— begin TASK DATA —
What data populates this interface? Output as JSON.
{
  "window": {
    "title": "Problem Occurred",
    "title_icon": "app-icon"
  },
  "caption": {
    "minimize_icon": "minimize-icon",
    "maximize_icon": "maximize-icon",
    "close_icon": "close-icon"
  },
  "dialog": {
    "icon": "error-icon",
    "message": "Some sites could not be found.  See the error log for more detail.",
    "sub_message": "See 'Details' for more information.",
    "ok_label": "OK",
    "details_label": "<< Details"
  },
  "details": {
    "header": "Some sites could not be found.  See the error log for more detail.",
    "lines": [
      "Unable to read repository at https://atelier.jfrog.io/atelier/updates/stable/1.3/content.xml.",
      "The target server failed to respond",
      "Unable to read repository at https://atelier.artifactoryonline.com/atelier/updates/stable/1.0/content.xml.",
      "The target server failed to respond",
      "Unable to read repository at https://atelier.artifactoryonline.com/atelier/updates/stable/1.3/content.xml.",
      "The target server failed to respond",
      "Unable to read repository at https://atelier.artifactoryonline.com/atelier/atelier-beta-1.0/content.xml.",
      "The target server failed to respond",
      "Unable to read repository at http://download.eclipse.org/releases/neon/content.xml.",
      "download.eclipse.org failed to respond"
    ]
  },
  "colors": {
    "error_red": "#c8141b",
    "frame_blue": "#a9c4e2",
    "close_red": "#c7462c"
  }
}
— end TASK DATA —
### TASK PROMPT
Go through the records above and retype each one exactly.

### WRITTEN ANSWER
What data populates this interface? Output as JSON.
{
  "window": {
    "title": "Problem Occurred",
    "title_icon": "app-icon"
  },
  "caption": {
    "minimize_icon": "minimize-icon",
    "maximize_icon": "maximize-icon",
    "close_icon": "close-icon"
  },
  "dialog": {
    "icon": "error-icon",
    "message": "Some sites could not be found.  See the error log for more detail.",
    "sub_message": "See 'Details' for more information.",
    "ok_label": "OK",
    "details_label": "<< Details"
  },
  "details": {
    "header": "Some sites could not be found.  See the error log for more detail.",
    "lines": [
      "Unable to read repository at https://atelier.jfrog.io/atelier/updates/stable/1.3/content.xml.",
      "The target server failed to respond",
      "Unable to read repository at https://atelier.artifactoryonline.com/atelier/updates/stable/1.0/content.xml.",
      "The target server failed to respond",
      "Unable to read repository at https://atelier.artifactoryonline.com/atelier/updates/stable/1.3/content.xml.",
      "The target server failed to respond",
      "Unable to read repository at https://atelier.artifactoryonline.com/atelier/atelier-beta-1.0/content.xml.",
      "The target server failed to respond",
      "Unable to read repository at http://download.eclipse.org/releases/neon/content.xml.",
      "download.eclipse.org failed to respond"
    ]
  },
  "colors": {
    "error_red": "#c8141b",
    "frame_blue": "#a9c4e2",
    "close_red": "#c7462c"
  }
}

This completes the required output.